** Written exercise **
In the entries below, count each line holding the word "legend". Answer with the total alone.

+ + +

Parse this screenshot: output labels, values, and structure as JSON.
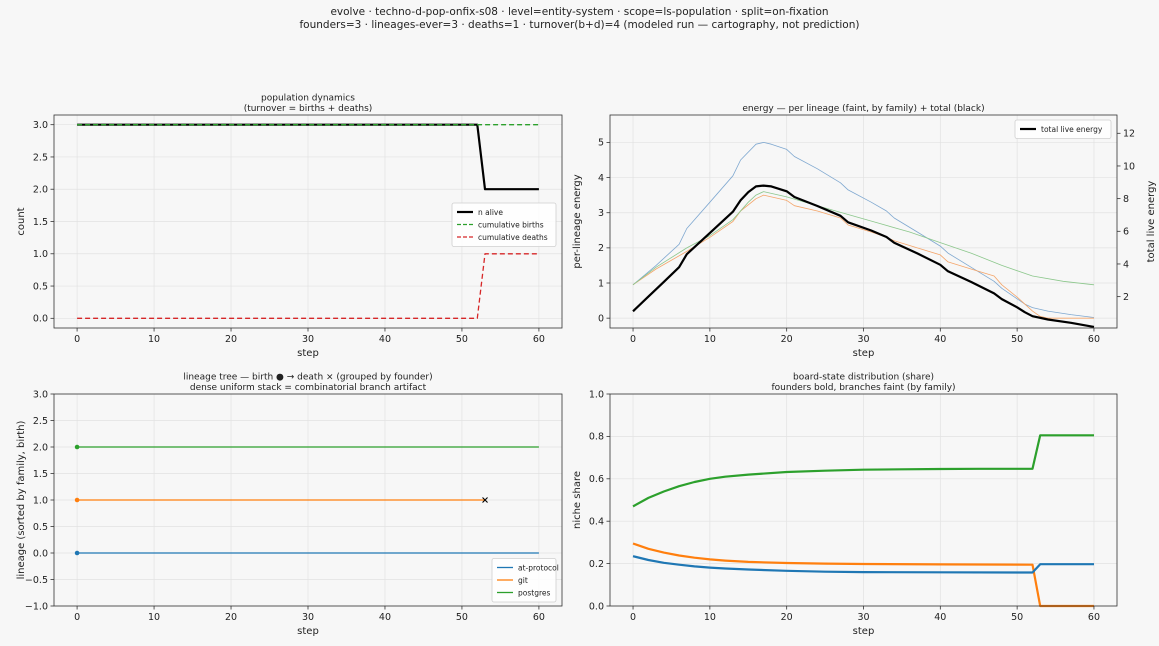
{
  "suptitle": {
    "line1": "evolve · techno-d-pop-onfix-s08 · level=entity-system · scope=ls-population · split=on-fixation",
    "line2": "founders=3 · lineages-ever=3 · deaths=1 · turnover(b+d)=4   (modeled run — cartography, not prediction)"
  },
  "colors": {
    "black": "#000000",
    "green": "#2ca02c",
    "red": "#d62728",
    "blue": "#1f77b4",
    "orange": "#ff7f0e",
    "faint_blue": "#7fa8d0",
    "faint_orange": "#f4a56a",
    "faint_green": "#8cc78c"
  },
  "chart_data": [
    {
      "id": "population",
      "type": "line",
      "title": [
        "population dynamics",
        "(turnover = births + deaths)"
      ],
      "xlabel": "step",
      "ylabel": "count",
      "xlim": [
        -3,
        63
      ],
      "ylim": [
        -0.15,
        3.15
      ],
      "xticks": [
        0,
        10,
        20,
        30,
        40,
        50,
        60
      ],
      "yticks": [
        0.0,
        0.5,
        1.0,
        1.5,
        2.0,
        2.5,
        3.0
      ],
      "ytick_labels": [
        "0.0",
        "0.5",
        "1.0",
        "1.5",
        "2.0",
        "2.5",
        "3.0"
      ],
      "grid": true,
      "legend": "center-right",
      "series": [
        {
          "name": "n alive",
          "color": "#000000",
          "width": 2.2,
          "dash": "",
          "points": [
            [
              0,
              3
            ],
            [
              52,
              3
            ],
            [
              53,
              2
            ],
            [
              60,
              2
            ]
          ]
        },
        {
          "name": "cumulative births",
          "color": "#2ca02c",
          "width": 1.3,
          "dash": "5,3",
          "points": [
            [
              0,
              3
            ],
            [
              60,
              3
            ]
          ]
        },
        {
          "name": "cumulative deaths",
          "color": "#d62728",
          "width": 1.3,
          "dash": "5,3",
          "points": [
            [
              0,
              0
            ],
            [
              52,
              0
            ],
            [
              53,
              1
            ],
            [
              60,
              1
            ]
          ]
        }
      ]
    },
    {
      "id": "energy",
      "type": "line",
      "title": [
        "energy — per lineage (faint, by family) + total (black)"
      ],
      "xlabel": "step",
      "ylabel": "per-lineage energy",
      "ylabel_right": "total live energy",
      "xlim": [
        -3,
        63
      ],
      "ylim": [
        -0.28,
        5.78
      ],
      "ylim_right": [
        0.08,
        13.12
      ],
      "xticks": [
        0,
        10,
        20,
        30,
        40,
        50,
        60
      ],
      "yticks": [
        0,
        1,
        2,
        3,
        4,
        5
      ],
      "ytick_labels": [
        "0",
        "1",
        "2",
        "3",
        "4",
        "5"
      ],
      "yticks_right": [
        2,
        4,
        6,
        8,
        10,
        12
      ],
      "grid": true,
      "legend": "top-right",
      "series": [
        {
          "name": "",
          "axis": "left",
          "color": "#7fa8d0",
          "width": 0.8,
          "dash": "",
          "points": [
            [
              0,
              0.95
            ],
            [
              3,
              1.5
            ],
            [
              6,
              2.1
            ],
            [
              7,
              2.55
            ],
            [
              10,
              3.3
            ],
            [
              13,
              4.05
            ],
            [
              14,
              4.5
            ],
            [
              16,
              4.95
            ],
            [
              17,
              5.0
            ],
            [
              18,
              4.95
            ],
            [
              20,
              4.8
            ],
            [
              21,
              4.6
            ],
            [
              24,
              4.25
            ],
            [
              27,
              3.85
            ],
            [
              28,
              3.65
            ],
            [
              31,
              3.3
            ],
            [
              33,
              3.05
            ],
            [
              34,
              2.85
            ],
            [
              37,
              2.45
            ],
            [
              40,
              2.05
            ],
            [
              41,
              1.85
            ],
            [
              44,
              1.45
            ],
            [
              47,
              1.05
            ],
            [
              48,
              0.85
            ],
            [
              50,
              0.55
            ],
            [
              51,
              0.4
            ],
            [
              52,
              0.3
            ],
            [
              54,
              0.2
            ],
            [
              57,
              0.1
            ],
            [
              60,
              0.02
            ]
          ]
        },
        {
          "name": "",
          "axis": "left",
          "color": "#f4a56a",
          "width": 0.8,
          "dash": "",
          "points": [
            [
              0,
              0.95
            ],
            [
              3,
              1.4
            ],
            [
              7,
              1.9
            ],
            [
              10,
              2.3
            ],
            [
              13,
              2.75
            ],
            [
              14,
              3.05
            ],
            [
              16,
              3.4
            ],
            [
              17,
              3.5
            ],
            [
              18,
              3.45
            ],
            [
              20,
              3.35
            ],
            [
              21,
              3.2
            ],
            [
              24,
              3.05
            ],
            [
              27,
              2.85
            ],
            [
              28,
              2.65
            ],
            [
              31,
              2.45
            ],
            [
              33,
              2.3
            ],
            [
              34,
              2.2
            ],
            [
              37,
              2.0
            ],
            [
              40,
              1.8
            ],
            [
              41,
              1.6
            ],
            [
              44,
              1.4
            ],
            [
              47,
              1.2
            ],
            [
              48,
              0.95
            ],
            [
              50,
              0.6
            ],
            [
              51,
              0.4
            ],
            [
              52,
              0.2
            ],
            [
              53,
              0.05
            ],
            [
              54,
              0.0
            ],
            [
              60,
              0.0
            ]
          ]
        },
        {
          "name": "",
          "axis": "left",
          "color": "#8cc78c",
          "width": 0.8,
          "dash": "",
          "points": [
            [
              0,
              0.95
            ],
            [
              3,
              1.45
            ],
            [
              7,
              2.0
            ],
            [
              10,
              2.35
            ],
            [
              13,
              2.8
            ],
            [
              15,
              3.3
            ],
            [
              16,
              3.5
            ],
            [
              17,
              3.6
            ],
            [
              18,
              3.55
            ],
            [
              20,
              3.45
            ],
            [
              24,
              3.2
            ],
            [
              28,
              2.95
            ],
            [
              32,
              2.7
            ],
            [
              36,
              2.45
            ],
            [
              40,
              2.15
            ],
            [
              44,
              1.85
            ],
            [
              48,
              1.5
            ],
            [
              52,
              1.2
            ],
            [
              56,
              1.05
            ],
            [
              60,
              0.95
            ]
          ]
        },
        {
          "name": "total live energy",
          "axis": "right",
          "color": "#000000",
          "width": 2.2,
          "dash": "",
          "points": [
            [
              0,
              1.1
            ],
            [
              2,
              2.0
            ],
            [
              4,
              2.9
            ],
            [
              6,
              3.8
            ],
            [
              7,
              4.6
            ],
            [
              10,
              5.9
            ],
            [
              13,
              7.2
            ],
            [
              14,
              7.9
            ],
            [
              15,
              8.4
            ],
            [
              16,
              8.75
            ],
            [
              17,
              8.8
            ],
            [
              18,
              8.75
            ],
            [
              20,
              8.45
            ],
            [
              21,
              8.1
            ],
            [
              24,
              7.55
            ],
            [
              27,
              6.95
            ],
            [
              28,
              6.55
            ],
            [
              31,
              6.05
            ],
            [
              33,
              5.65
            ],
            [
              34,
              5.3
            ],
            [
              37,
              4.65
            ],
            [
              40,
              3.95
            ],
            [
              41,
              3.55
            ],
            [
              44,
              2.9
            ],
            [
              47,
              2.2
            ],
            [
              48,
              1.85
            ],
            [
              50,
              1.35
            ],
            [
              51,
              1.05
            ],
            [
              52,
              0.8
            ],
            [
              54,
              0.6
            ],
            [
              57,
              0.4
            ],
            [
              60,
              0.15
            ]
          ]
        }
      ]
    },
    {
      "id": "lineage",
      "type": "line",
      "title": [
        "lineage tree — birth ● → death ×  (grouped by founder)",
        "dense uniform stack = combinatorial branch artifact"
      ],
      "xlabel": "step",
      "ylabel": "lineage (sorted by family, birth)",
      "xlim": [
        -3,
        63
      ],
      "ylim": [
        -1.0,
        3.0
      ],
      "xticks": [
        0,
        10,
        20,
        30,
        40,
        50,
        60
      ],
      "yticks": [
        -1.0,
        -0.5,
        0.0,
        0.5,
        1.0,
        1.5,
        2.0,
        2.5,
        3.0
      ],
      "ytick_labels": [
        "−1.0",
        "−0.5",
        "0.0",
        "0.5",
        "1.0",
        "1.5",
        "2.0",
        "2.5",
        "3.0"
      ],
      "grid": true,
      "legend": "bottom-right",
      "series": [
        {
          "name": "at-protocol",
          "color": "#1f77b4",
          "width": 1.3,
          "dash": "",
          "points": [
            [
              0,
              0
            ],
            [
              60,
              0
            ]
          ],
          "birth": [
            0,
            0
          ]
        },
        {
          "name": "git",
          "color": "#ff7f0e",
          "width": 1.3,
          "dash": "",
          "points": [
            [
              0,
              1
            ],
            [
              53,
              1
            ]
          ],
          "birth": [
            0,
            1
          ],
          "death": [
            53,
            1
          ]
        },
        {
          "name": "postgres",
          "color": "#2ca02c",
          "width": 1.3,
          "dash": "",
          "points": [
            [
              0,
              2
            ],
            [
              60,
              2
            ]
          ],
          "birth": [
            0,
            2
          ]
        }
      ]
    },
    {
      "id": "boardstate",
      "type": "line",
      "title": [
        "board-state distribution (share)",
        "founders bold, branches faint (by family)"
      ],
      "xlabel": "step",
      "ylabel": "niche share",
      "xlim": [
        -3,
        63
      ],
      "ylim": [
        0.0,
        1.0
      ],
      "xticks": [
        0,
        10,
        20,
        30,
        40,
        50,
        60
      ],
      "yticks": [
        0.0,
        0.2,
        0.4,
        0.6,
        0.8,
        1.0
      ],
      "ytick_labels": [
        "0.0",
        "0.2",
        "0.4",
        "0.6",
        "0.8",
        "1.0"
      ],
      "grid": true,
      "series": [
        {
          "name": "",
          "color": "#2ca02c",
          "width": 2.2,
          "dash": "",
          "points": [
            [
              0,
              0.47
            ],
            [
              2,
              0.51
            ],
            [
              4,
              0.54
            ],
            [
              6,
              0.565
            ],
            [
              8,
              0.585
            ],
            [
              10,
              0.6
            ],
            [
              12,
              0.61
            ],
            [
              15,
              0.62
            ],
            [
              20,
              0.632
            ],
            [
              25,
              0.638
            ],
            [
              30,
              0.643
            ],
            [
              35,
              0.645
            ],
            [
              40,
              0.646
            ],
            [
              45,
              0.647
            ],
            [
              52,
              0.647
            ],
            [
              53,
              0.805
            ],
            [
              60,
              0.805
            ]
          ]
        },
        {
          "name": "",
          "color": "#ff7f0e",
          "width": 2.2,
          "dash": "",
          "points": [
            [
              0,
              0.295
            ],
            [
              2,
              0.27
            ],
            [
              4,
              0.252
            ],
            [
              6,
              0.238
            ],
            [
              8,
              0.228
            ],
            [
              10,
              0.22
            ],
            [
              12,
              0.214
            ],
            [
              15,
              0.208
            ],
            [
              20,
              0.203
            ],
            [
              25,
              0.2
            ],
            [
              30,
              0.198
            ],
            [
              40,
              0.196
            ],
            [
              52,
              0.195
            ],
            [
              53,
              0.0
            ],
            [
              60,
              0.0
            ]
          ]
        },
        {
          "name": "",
          "color": "#1f77b4",
          "width": 2.2,
          "dash": "",
          "points": [
            [
              0,
              0.235
            ],
            [
              2,
              0.217
            ],
            [
              4,
              0.204
            ],
            [
              6,
              0.195
            ],
            [
              8,
              0.187
            ],
            [
              10,
              0.181
            ],
            [
              12,
              0.177
            ],
            [
              15,
              0.172
            ],
            [
              20,
              0.166
            ],
            [
              25,
              0.162
            ],
            [
              30,
              0.16
            ],
            [
              40,
              0.159
            ],
            [
              52,
              0.158
            ],
            [
              53,
              0.197
            ],
            [
              60,
              0.197
            ]
          ]
        }
      ]
    }
  ]
}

+ + +

** The completed task **
3